[WHAT THE TASK ASKS]: The entries need to be copied exactly.

[DATA]:
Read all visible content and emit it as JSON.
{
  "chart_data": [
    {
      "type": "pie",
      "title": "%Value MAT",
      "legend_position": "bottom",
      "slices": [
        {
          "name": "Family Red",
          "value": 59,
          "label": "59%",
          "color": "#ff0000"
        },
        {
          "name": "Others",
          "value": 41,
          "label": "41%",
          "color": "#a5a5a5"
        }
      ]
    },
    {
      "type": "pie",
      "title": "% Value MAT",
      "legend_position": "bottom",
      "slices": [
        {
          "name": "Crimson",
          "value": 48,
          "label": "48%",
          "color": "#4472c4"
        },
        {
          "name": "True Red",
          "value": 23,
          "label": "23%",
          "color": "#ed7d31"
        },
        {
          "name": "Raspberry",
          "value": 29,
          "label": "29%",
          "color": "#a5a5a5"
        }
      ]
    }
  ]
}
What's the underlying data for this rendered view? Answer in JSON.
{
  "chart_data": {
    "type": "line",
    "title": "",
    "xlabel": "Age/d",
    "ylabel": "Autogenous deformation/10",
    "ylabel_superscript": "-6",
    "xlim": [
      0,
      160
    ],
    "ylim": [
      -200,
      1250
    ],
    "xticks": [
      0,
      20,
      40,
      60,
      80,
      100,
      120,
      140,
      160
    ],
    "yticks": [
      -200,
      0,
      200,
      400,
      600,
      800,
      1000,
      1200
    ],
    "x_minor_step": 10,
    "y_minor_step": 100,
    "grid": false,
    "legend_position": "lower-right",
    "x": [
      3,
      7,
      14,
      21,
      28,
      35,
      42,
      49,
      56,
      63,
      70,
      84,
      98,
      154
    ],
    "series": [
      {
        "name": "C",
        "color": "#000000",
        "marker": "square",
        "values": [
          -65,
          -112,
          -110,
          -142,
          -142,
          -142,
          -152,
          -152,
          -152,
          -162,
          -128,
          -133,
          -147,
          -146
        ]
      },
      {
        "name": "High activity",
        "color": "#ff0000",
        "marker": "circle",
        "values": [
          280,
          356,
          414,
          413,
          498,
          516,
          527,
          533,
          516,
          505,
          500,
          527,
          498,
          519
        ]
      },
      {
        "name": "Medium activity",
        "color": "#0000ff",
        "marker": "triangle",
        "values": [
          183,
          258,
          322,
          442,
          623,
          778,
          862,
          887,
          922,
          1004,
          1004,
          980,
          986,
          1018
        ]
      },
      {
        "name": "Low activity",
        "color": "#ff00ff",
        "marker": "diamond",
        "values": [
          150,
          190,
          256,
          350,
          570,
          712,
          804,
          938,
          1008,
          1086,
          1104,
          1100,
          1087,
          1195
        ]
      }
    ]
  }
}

[SOLUTION TO THIS TASK]:
Read all visible content and emit it as JSON.
{
  "chart_data": [
    {
      "type": "pie",
      "title": "%Value MAT",
      "legend_position": "bottom",
      "slices": [
        {
          "name": "Family Red",
          "value": 59,
          "label": "59%",
          "color": "#ff0000"
        },
        {
          "name": "Others",
          "value": 41,
          "label": "41%",
          "color": "#a5a5a5"
        }
      ]
    },
    {
      "type": "pie",
      "title": "% Value MAT",
      "legend_position": "bottom",
      "slices": [
        {
          "name": "Crimson",
          "value": 48,
          "label": "48%",
          "color": "#4472c4"
        },
        {
          "name": "True Red",
          "value": 23,
          "label": "23%",
          "color": "#ed7d31"
        },
        {
          "name": "Raspberry",
          "value": 29,
          "label": "29%",
          "color": "#a5a5a5"
        }
      ]
    }
  ]
}
What's the underlying data for this rendered view? Answer in JSON.
{
  "chart_data": {
    "type": "line",
    "title": "",
    "xlabel": "Age/d",
    "ylabel": "Autogenous deformation/10",
    "ylabel_superscript": "-6",
    "xlim": [
      0,
      160
    ],
    "ylim": [
      -200,
      1250
    ],
    "xticks": [
      0,
      20,
      40,
      60,
      80,
      100,
      120,
      140,
      160
    ],
    "yticks": [
      -200,
      0,
      200,
      400,
      600,
      800,
      1000,
      1200
    ],
    "x_minor_step": 10,
    "y_minor_step": 100,
    "grid": false,
    "legend_position": "lower-right",
    "x": [
      3,
      7,
      14,
      21,
      28,
      35,
      42,
      49,
      56,
      63,
      70,
      84,
      98,
      154
    ],
    "series": [
      {
        "name": "C",
        "color": "#000000",
        "marker": "square",
        "values": [
          -65,
          -112,
          -110,
          -142,
          -142,
          -142,
          -152,
          -152,
          -152,
          -162,
          -128,
          -133,
          -147,
          -146
        ]
      },
      {
        "name": "High activity",
        "color": "#ff0000",
        "marker": "circle",
        "values": [
          280,
          356,
          414,
          413,
          498,
          516,
          527,
          533,
          516,
          505,
          500,
          527,
          498,
          519
        ]
      },
      {
        "name": "Medium activity",
        "color": "#0000ff",
        "marker": "triangle",
        "values": [
          183,
          258,
          322,
          442,
          623,
          778,
          862,
          887,
          922,
          1004,
          1004,
          980,
          986,
          1018
        ]
      },
      {
        "name": "Low activity",
        "color": "#ff00ff",
        "marker": "diamond",
        "values": [
          150,
          190,
          256,
          350,
          570,
          712,
          804,
          938,
          1008,
          1086,
          1104,
          1100,
          1087,
          1195
        ]
      }
    ]
  }
}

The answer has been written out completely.